**WRITTEN REQUEST:**
Determine how many lines of the data below contain "диагональная", then give only that number.

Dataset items
-.-.-

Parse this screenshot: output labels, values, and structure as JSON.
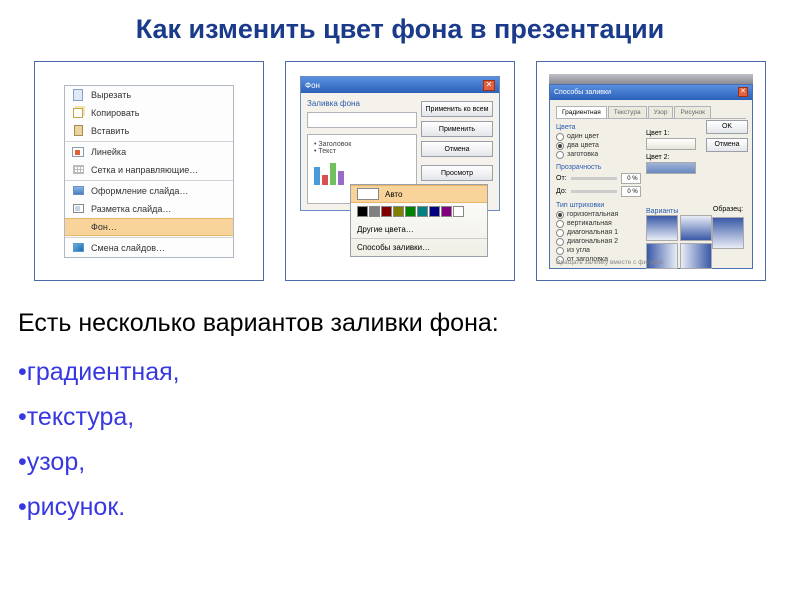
{
  "title": "Как изменить цвет фона в презентации",
  "ctx": {
    "cut": "Вырезать",
    "copy": "Копировать",
    "paste": "Вставить",
    "ruler": "Линейка",
    "grid": "Сетка и направляющие…",
    "design": "Оформление слайда…",
    "layout": "Разметка слайда…",
    "background": "Фон…",
    "transition": "Смена слайдов…"
  },
  "fillDlg": {
    "title": "Фон",
    "sectionLabel": "Заливка фона",
    "slideTitle": "• Заголовок",
    "slideText": "• Текст",
    "applyAll": "Применить ко всем",
    "apply": "Применить",
    "cancel": "Отмена",
    "preview": "Просмотр"
  },
  "drop": {
    "auto": "Авто",
    "swatches": [
      "#000",
      "#808080",
      "#800000",
      "#808000",
      "#008000",
      "#008080",
      "#000080",
      "#800080",
      "#fff"
    ],
    "more": "Другие цвета…",
    "ways": "Способы заливки…"
  },
  "waysDlg": {
    "title": "Способы заливки",
    "tabs": [
      "Градиентная",
      "Текстура",
      "Узор",
      "Рисунок"
    ],
    "grpColors": "Цвета",
    "rOne": "один цвет",
    "rTwo": "два цвета",
    "rPreset": "заготовка",
    "lColor1": "Цвет 1:",
    "lColor2": "Цвет 2:",
    "grpTrans": "Прозрачность",
    "from": "От:",
    "to": "До:",
    "pct": "0 %",
    "grpShade": "Тип штриховки",
    "shHoriz": "горизонтальная",
    "shVert": "вертикальная",
    "shD1": "диагональная 1",
    "shD2": "диагональная 2",
    "shCorner": "из угла",
    "shTitle": "от заголовка",
    "grpVar": "Варианты",
    "sample": "Образец:",
    "rotate": "Вращать заливку вместе с фигурой",
    "ok": "OK",
    "cancel": "Отмена"
  },
  "intro": "Есть несколько вариантов заливки фона:",
  "bullets": {
    "b1": "•градиентная,",
    "b2": "•текстура,",
    "b3": "•узор,",
    "b4": "•рисунок."
  }
}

-.-.-

**FULL SOLUTION:**
2